→ **Exercise prompt**
How many of these lines hold the string "color"? Answer with the number only.

Records about charts and figures:
┌──

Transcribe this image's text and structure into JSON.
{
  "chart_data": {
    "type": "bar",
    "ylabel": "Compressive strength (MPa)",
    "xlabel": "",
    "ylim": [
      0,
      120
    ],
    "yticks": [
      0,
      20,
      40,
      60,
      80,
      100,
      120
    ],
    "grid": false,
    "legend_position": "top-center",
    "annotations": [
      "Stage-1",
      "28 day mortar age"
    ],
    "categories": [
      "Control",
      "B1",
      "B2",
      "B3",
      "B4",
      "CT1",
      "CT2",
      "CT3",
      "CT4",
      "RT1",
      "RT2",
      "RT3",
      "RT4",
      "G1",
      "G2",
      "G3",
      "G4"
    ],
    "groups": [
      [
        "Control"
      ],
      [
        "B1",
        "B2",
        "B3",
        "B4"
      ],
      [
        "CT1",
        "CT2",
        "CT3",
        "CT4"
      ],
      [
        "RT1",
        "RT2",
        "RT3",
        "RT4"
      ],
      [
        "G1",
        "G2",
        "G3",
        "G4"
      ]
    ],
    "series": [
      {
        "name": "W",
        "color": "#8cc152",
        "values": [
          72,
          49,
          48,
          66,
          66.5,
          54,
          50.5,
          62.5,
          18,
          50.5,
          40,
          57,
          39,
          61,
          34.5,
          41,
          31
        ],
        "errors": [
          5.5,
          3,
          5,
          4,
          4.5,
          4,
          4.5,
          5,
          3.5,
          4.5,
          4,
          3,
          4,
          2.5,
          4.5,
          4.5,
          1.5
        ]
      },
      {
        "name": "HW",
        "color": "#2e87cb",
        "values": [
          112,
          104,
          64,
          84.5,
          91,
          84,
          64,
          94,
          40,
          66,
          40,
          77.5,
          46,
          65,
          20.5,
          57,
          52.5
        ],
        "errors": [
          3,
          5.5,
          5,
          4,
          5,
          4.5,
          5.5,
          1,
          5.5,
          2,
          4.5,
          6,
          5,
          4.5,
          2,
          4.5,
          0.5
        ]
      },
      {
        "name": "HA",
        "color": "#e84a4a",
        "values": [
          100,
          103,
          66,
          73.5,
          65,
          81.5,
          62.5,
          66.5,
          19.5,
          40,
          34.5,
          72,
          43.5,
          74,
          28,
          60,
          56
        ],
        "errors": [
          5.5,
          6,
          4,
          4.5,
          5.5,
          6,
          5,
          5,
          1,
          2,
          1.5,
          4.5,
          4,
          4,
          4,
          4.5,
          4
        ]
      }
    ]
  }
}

└──

→ **Worked answer**
3